Stored entries:
- - - - -
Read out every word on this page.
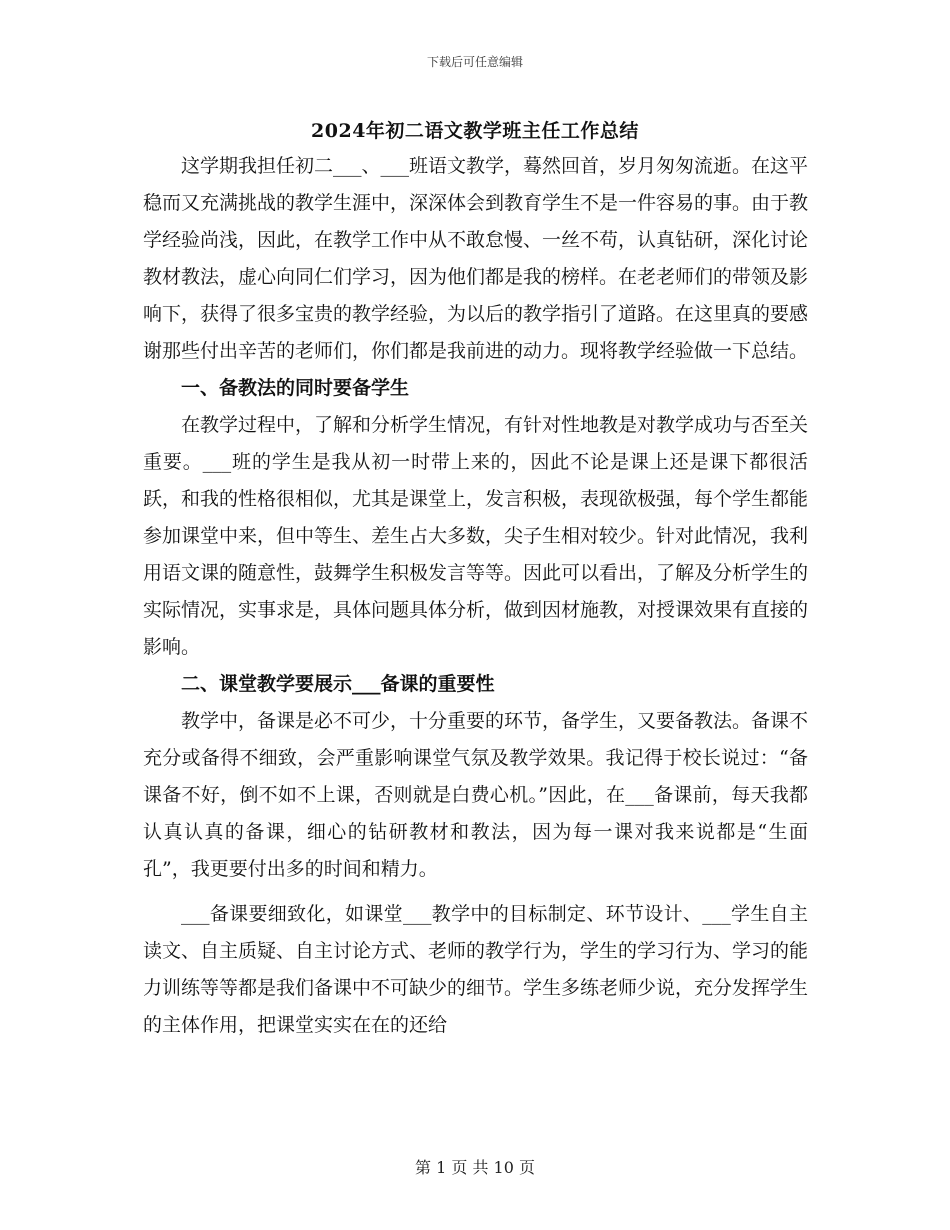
下载后可任意编辑
2024年初二语文教学班主任工作总结

这学期我担任初二___、___班语文教学，蓦然回首，岁月匆匆流逝。在这平稳而又充满挑战的教学生涯中，深深体会到教育学生不是一件容易的事。由于教学经验尚浅，因此，在教学工作中从不敢怠慢、一丝不苟，认真钻研，深化讨论教材教法，虚心向同仁们学习，因为他们都是我的榜样。在老老师们的带领及影响下，获得了很多宝贵的教学经验，为以后的教学指引了道路。在这里真的要感谢那些付出辛苦的老师们，你们都是我前进的动力。现将教学经验做一下总结。

一、备教法的同时要备学生

在教学过程中，了解和分析学生情况，有针对性地教是对教学成功与否至关重要。___班的学生是我从初一时带上来的，因此不论是课上还是课下都很活跃，和我的性格很相似，尤其是课堂上，发言积极，表现欲极强，每个学生都能参加课堂中来，但中等生、差生占大多数，尖子生相对较少。针对此情况，我利用语文课的随意性，鼓舞学生积极发言等等。因此可以看出，了解及分析学生的实际情况，实事求是，具体问题具体分析，做到因材施教，对授课效果有直接的影响。

二、课堂教学要展示___备课的重要性

教学中，备课是必不可少，十分重要的环节，备学生，又要备教法。备课不充分或备得不细致，会严重影响课堂气氛及教学效果。我记得于校长说过：“备课备不好，倒不如不上课，否则就是白费心机。”因此，在___备课前，每天我都认真认真的备课，细心的钻研教材和教法，因为每一课对我来说都是“生面孔”，我更要付出多的时间和精力。

___备课要细致化，如课堂___教学中的目标制定、环节设计、___学生自主读文、自主质疑、自主讨论方式、老师的教学行为，学生的学习行为、学习的能力训练等等都是我们备课中不可缺少的细节。学生多练老师少说，充分发挥学生的主体作用，把课堂实实在在的还给

第 1 页 共 10 页
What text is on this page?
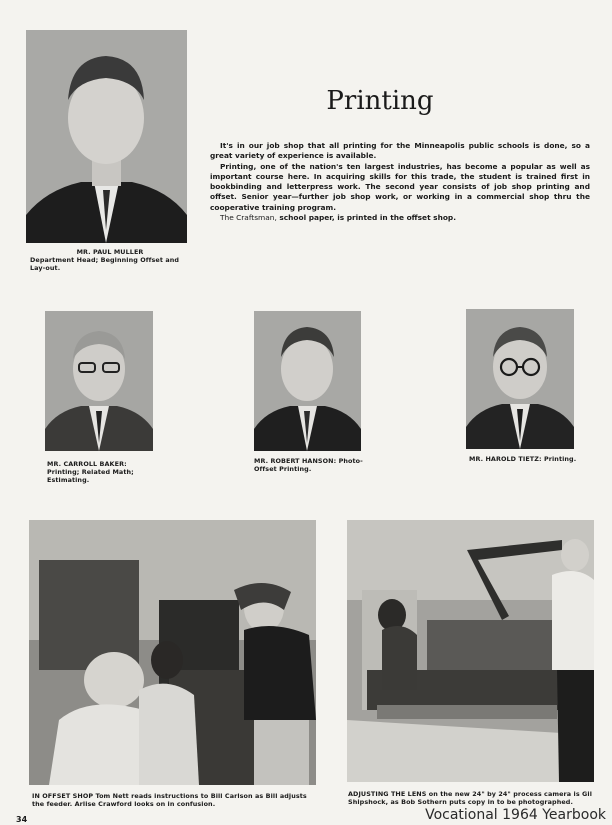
MR. PAUL MULLER
Department Head; Beginning Offset and Lay-out.

Printing

It's in our job shop that all printing for the Minneapolis public schools is done, so a great variety of experience is available.

Printing, one of the nation's ten largest industries, has become a popular as well as important course here. In acquiring skills for this trade, the student is trained first in bookbinding and letterpress work. The second year consists of job shop printing and offset. Senior year—further job shop work, or working in a commercial shop thru the cooperative training program.

The Craftsman, school paper, is printed in the offset shop.

MR. CARROLL BAKER: Printing; Related Math; Estimating.

MR. ROBERT HANSON: Photo-Offset Printing.

MR. HAROLD TIETZ: Printing.

IN OFFSET SHOP Tom Nett reads instructions to Bill Carlson as Bill adjusts the feeder. Arlise Crawford looks on in confusion.

ADJUSTING THE LENS on the new 24" by 24" process camera is Gil Shipshock, as Bob Sothern puts copy in to be photographed.

34	Vocational 1964 Yearbook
- - - - -
* Work to complete: Look over the listing above. Pick out and copy every line that includes "this".

* In response:
Read out every word on this page.
What text is on this page?
Printing, one of the nation's ten largest industries, has become a popular as well as important course here. In acquiring skills for this trade, the student is trained first in bookbinding and letterpress work. The second year consists of job shop printing and offset. Senior year—further job shop work, or working in a commercial shop thru the cooperative training program.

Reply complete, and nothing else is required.